# YOUR TASK
Take every line from the listing below that contains "faire".

# INPUT DATA
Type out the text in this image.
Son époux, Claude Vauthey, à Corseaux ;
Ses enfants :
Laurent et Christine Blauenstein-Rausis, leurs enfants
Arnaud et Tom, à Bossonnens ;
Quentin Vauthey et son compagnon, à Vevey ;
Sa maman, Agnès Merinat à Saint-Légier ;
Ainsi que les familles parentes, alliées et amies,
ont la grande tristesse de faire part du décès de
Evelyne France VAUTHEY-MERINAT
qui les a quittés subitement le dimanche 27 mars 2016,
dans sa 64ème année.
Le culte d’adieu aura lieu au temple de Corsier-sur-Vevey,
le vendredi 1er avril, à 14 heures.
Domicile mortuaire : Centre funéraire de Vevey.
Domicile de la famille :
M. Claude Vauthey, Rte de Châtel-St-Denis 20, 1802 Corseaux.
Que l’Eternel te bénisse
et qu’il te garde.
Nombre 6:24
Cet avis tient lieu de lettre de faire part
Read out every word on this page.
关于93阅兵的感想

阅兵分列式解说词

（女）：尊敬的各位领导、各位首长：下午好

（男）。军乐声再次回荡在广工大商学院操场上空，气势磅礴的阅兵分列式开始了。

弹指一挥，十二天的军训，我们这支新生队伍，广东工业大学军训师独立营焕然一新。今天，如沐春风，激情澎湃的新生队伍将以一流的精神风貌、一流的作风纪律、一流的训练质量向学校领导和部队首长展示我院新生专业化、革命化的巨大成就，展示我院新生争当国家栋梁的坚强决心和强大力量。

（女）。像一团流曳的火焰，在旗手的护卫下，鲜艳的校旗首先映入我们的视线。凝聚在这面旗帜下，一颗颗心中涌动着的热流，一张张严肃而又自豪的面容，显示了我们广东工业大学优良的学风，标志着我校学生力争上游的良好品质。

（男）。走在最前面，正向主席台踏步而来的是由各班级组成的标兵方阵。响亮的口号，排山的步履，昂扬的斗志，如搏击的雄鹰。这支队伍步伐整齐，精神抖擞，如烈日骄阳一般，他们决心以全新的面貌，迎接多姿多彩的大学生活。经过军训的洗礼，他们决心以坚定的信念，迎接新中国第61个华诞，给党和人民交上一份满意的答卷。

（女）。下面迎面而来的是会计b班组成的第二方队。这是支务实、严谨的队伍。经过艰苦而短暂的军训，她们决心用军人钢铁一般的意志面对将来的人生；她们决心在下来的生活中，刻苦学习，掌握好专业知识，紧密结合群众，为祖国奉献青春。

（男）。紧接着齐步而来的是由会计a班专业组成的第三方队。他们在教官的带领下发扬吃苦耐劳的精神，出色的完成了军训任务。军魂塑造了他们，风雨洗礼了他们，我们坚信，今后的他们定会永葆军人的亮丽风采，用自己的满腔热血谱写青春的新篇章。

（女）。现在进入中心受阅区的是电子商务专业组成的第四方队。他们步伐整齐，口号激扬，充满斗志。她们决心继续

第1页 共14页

# SOLUTION TO THIS TASK
ont la grande tristesse de faire part du décès de
Cet avis tient lieu de lettre de faire part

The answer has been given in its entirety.